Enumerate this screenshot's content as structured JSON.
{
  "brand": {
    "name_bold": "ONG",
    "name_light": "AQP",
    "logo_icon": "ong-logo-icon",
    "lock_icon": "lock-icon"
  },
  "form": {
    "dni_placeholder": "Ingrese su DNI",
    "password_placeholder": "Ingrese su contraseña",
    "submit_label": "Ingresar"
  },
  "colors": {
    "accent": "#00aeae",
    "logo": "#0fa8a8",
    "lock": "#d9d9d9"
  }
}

++++++++

### Exercise objective
Reproduce the data in its entirety, matching each character.

### Response for this exercise
Enumerate this screenshot's content as structured JSON.
{
  "brand": {
    "name_bold": "ONG",
    "name_light": "AQP",
    "logo_icon": "ong-logo-icon",
    "lock_icon": "lock-icon"
  },
  "form": {
    "dni_placeholder": "Ingrese su DNI",
    "password_placeholder": "Ingrese su contraseña",
    "submit_label": "Ingresar"
  },
  "colors": {
    "accent": "#00aeae",
    "logo": "#0fa8a8",
    "lock": "#d9d9d9"
  }
}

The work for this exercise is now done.